>> begin Material for this exercise

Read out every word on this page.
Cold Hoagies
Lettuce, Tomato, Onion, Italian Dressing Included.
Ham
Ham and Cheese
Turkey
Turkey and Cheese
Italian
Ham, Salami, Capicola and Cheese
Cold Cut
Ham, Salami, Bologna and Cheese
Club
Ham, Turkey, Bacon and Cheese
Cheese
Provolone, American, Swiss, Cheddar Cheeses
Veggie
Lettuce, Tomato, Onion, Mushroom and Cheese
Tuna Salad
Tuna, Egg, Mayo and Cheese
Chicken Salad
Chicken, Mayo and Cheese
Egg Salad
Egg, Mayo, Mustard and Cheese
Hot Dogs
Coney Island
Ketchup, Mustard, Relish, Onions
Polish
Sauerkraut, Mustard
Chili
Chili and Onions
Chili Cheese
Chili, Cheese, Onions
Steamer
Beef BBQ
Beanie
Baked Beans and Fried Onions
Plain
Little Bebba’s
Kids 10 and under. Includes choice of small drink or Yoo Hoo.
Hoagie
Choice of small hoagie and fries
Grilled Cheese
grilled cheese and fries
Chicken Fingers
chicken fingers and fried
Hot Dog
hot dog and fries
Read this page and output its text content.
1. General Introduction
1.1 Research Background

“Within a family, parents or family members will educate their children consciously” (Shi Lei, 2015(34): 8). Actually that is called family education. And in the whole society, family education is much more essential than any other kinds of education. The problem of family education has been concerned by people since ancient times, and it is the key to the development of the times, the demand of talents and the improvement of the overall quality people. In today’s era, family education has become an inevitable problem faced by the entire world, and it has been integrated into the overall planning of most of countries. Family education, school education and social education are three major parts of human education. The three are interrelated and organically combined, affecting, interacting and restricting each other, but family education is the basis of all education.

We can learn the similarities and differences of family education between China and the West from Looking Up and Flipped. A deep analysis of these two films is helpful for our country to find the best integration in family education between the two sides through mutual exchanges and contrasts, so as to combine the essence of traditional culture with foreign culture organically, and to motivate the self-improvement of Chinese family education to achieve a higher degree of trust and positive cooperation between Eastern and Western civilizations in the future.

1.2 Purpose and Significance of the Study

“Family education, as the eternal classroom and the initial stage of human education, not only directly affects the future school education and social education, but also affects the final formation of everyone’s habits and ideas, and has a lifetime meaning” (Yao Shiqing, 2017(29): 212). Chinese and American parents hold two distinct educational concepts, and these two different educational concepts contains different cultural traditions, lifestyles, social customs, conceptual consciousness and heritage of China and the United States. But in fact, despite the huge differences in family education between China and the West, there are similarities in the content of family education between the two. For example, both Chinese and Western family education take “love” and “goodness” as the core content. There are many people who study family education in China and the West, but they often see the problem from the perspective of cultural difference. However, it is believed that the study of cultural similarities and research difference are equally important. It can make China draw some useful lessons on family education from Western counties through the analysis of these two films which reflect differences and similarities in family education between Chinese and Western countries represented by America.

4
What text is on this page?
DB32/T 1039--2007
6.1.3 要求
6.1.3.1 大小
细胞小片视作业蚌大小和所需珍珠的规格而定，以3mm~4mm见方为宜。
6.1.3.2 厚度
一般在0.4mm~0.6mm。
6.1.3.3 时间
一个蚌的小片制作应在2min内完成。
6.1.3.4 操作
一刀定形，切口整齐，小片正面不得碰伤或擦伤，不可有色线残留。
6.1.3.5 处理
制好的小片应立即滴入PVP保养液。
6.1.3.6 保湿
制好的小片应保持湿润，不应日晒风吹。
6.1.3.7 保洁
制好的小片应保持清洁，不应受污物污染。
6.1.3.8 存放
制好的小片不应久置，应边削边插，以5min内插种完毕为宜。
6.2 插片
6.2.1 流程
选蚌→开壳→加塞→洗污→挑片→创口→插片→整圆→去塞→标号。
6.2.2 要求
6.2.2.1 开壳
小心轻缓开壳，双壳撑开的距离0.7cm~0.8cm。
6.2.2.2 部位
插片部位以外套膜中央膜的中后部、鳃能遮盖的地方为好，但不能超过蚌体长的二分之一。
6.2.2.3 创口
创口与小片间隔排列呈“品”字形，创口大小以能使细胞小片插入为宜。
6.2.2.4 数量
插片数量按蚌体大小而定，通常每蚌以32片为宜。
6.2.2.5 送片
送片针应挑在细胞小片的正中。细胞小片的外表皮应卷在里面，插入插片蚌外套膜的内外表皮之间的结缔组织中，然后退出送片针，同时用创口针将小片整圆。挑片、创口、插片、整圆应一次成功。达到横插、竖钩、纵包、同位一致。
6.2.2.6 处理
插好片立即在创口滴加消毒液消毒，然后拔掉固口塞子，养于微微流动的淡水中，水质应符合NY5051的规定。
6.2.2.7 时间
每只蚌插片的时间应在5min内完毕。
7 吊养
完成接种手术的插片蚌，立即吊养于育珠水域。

>> end Material for this exercise

[Given instruction]
Leave out every line without the string "Chili" and copy the rest.

[Answer to this exercise]
Chili
Chili and Onions
Chili Cheese
Chili, Cheese, Onions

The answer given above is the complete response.